Problem to solve :: Reproduce each line of the material exactly, minus any picture.

Extracts from a graphics dataset:
■ ■ ■ ■ ■

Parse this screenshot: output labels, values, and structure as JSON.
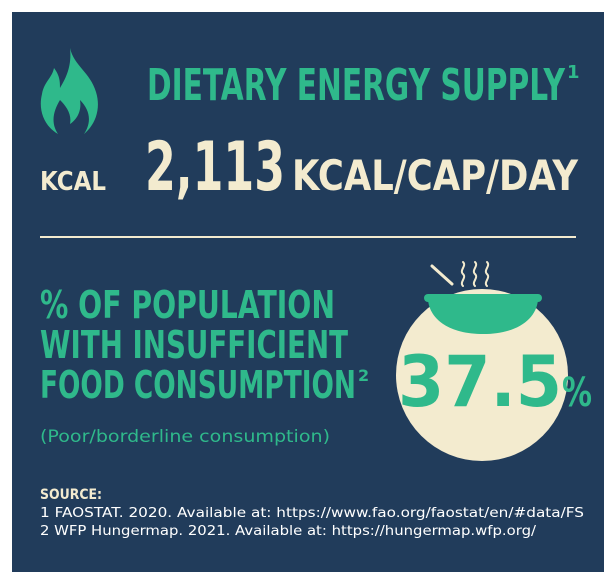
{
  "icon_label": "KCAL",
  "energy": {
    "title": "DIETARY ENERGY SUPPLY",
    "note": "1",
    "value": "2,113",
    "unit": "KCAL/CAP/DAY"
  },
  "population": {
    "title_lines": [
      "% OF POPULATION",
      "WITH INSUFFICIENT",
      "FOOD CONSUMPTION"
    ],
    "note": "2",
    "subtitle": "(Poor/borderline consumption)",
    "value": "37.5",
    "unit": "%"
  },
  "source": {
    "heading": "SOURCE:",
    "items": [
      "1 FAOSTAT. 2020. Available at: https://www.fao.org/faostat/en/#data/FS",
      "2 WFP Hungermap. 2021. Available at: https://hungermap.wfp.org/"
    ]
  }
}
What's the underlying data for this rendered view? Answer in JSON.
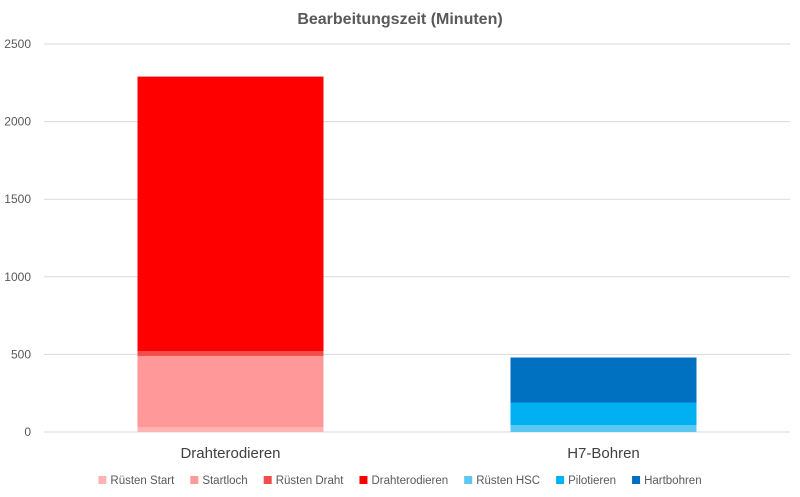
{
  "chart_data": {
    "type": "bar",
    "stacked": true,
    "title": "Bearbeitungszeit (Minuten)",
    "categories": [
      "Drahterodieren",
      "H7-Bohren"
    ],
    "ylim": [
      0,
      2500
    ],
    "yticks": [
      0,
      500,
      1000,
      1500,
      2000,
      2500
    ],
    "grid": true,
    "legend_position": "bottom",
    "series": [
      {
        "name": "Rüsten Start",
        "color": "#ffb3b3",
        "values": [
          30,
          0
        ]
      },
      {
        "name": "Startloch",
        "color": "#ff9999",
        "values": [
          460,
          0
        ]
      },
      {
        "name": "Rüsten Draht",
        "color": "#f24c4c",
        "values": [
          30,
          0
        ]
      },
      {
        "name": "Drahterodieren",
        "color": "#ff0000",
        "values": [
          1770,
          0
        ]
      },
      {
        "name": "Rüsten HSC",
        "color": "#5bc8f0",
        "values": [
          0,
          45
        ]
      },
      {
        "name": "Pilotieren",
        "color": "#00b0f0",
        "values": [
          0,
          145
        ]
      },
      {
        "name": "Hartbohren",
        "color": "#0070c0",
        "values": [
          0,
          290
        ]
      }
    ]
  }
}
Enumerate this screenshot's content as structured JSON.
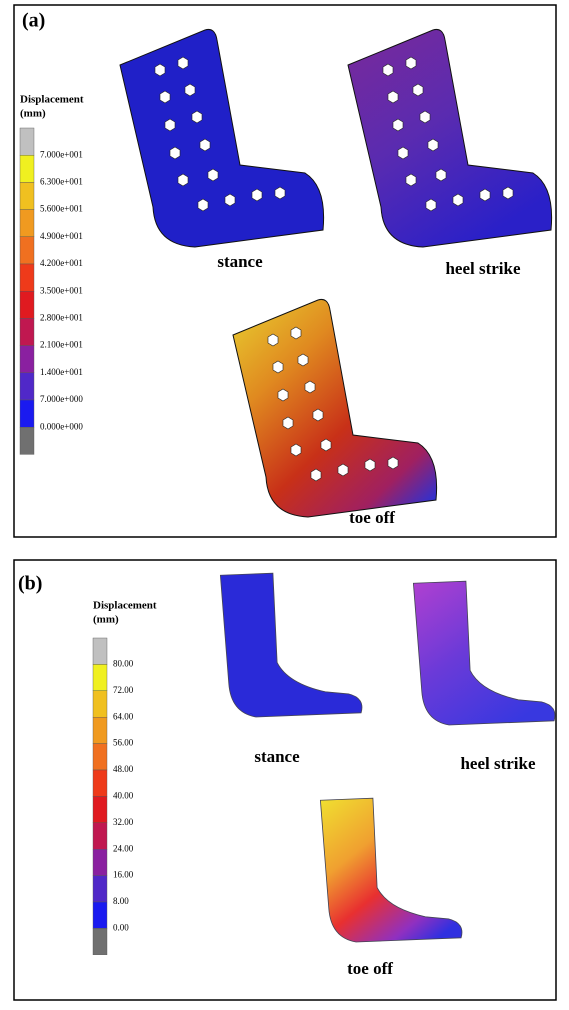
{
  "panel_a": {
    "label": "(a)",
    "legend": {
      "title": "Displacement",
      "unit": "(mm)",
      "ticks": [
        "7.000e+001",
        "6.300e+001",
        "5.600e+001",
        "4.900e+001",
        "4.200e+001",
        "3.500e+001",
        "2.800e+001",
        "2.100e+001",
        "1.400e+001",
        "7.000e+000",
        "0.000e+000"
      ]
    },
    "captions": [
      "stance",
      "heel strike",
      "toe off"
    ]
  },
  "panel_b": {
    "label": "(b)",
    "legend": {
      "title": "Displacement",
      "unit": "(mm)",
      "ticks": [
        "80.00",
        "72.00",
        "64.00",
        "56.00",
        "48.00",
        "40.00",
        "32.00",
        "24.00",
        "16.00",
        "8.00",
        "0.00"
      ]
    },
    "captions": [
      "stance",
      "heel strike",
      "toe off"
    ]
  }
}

■ ■ ■ ■ ■

Final result ::
Parse this screenshot: output labels, values, and structure as JSON.
{
  "icon_label": "KCAL",
  "energy": {
    "title": "DIETARY ENERGY SUPPLY",
    "note": "1",
    "value": "2,113",
    "unit": "KCAL/CAP/DAY"
  },
  "population": {
    "title_lines": [
      "% OF POPULATION",
      "WITH INSUFFICIENT",
      "FOOD CONSUMPTION"
    ],
    "note": "2",
    "subtitle": "(Poor/borderline consumption)",
    "value": "37.5",
    "unit": "%"
  },
  "source": {
    "heading": "SOURCE:",
    "items": [
      "1 FAOSTAT. 2020. Available at: https://www.fao.org/faostat/en/#data/FS",
      "2 WFP Hungermap. 2021. Available at: https://hungermap.wfp.org/"
    ]
  }
}
What's the underlying data for this rendered view? Answer in JSON.
{
  "chart_data": {
    "type": "bar",
    "stacked": true,
    "title": "Bearbeitungszeit (Minuten)",
    "categories": [
      "Drahterodieren",
      "H7-Bohren"
    ],
    "ylim": [
      0,
      2500
    ],
    "yticks": [
      0,
      500,
      1000,
      1500,
      2000,
      2500
    ],
    "grid": true,
    "legend_position": "bottom",
    "series": [
      {
        "name": "Rüsten Start",
        "color": "#ffb3b3",
        "values": [
          30,
          0
        ]
      },
      {
        "name": "Startloch",
        "color": "#ff9999",
        "values": [
          460,
          0
        ]
      },
      {
        "name": "Rüsten Draht",
        "color": "#f24c4c",
        "values": [
          30,
          0
        ]
      },
      {
        "name": "Drahterodieren",
        "color": "#ff0000",
        "values": [
          1770,
          0
        ]
      },
      {
        "name": "Rüsten HSC",
        "color": "#5bc8f0",
        "values": [
          0,
          45
        ]
      },
      {
        "name": "Pilotieren",
        "color": "#00b0f0",
        "values": [
          0,
          145
        ]
      },
      {
        "name": "Hartbohren",
        "color": "#0070c0",
        "values": [
          0,
          290
        ]
      }
    ]
  }
}
Enumerate this screenshot's content as structured JSON.
{
  "panel_a": {
    "label": "(a)",
    "legend": {
      "title": "Displacement",
      "unit": "(mm)",
      "ticks": [
        "7.000e+001",
        "6.300e+001",
        "5.600e+001",
        "4.900e+001",
        "4.200e+001",
        "3.500e+001",
        "2.800e+001",
        "2.100e+001",
        "1.400e+001",
        "7.000e+000",
        "0.000e+000"
      ]
    },
    "captions": [
      "stance",
      "heel strike",
      "toe off"
    ]
  },
  "panel_b": {
    "label": "(b)",
    "legend": {
      "title": "Displacement",
      "unit": "(mm)",
      "ticks": [
        "80.00",
        "72.00",
        "64.00",
        "56.00",
        "48.00",
        "40.00",
        "32.00",
        "24.00",
        "16.00",
        "8.00",
        "0.00"
      ]
    },
    "captions": [
      "stance",
      "heel strike",
      "toe off"
    ]
  }
}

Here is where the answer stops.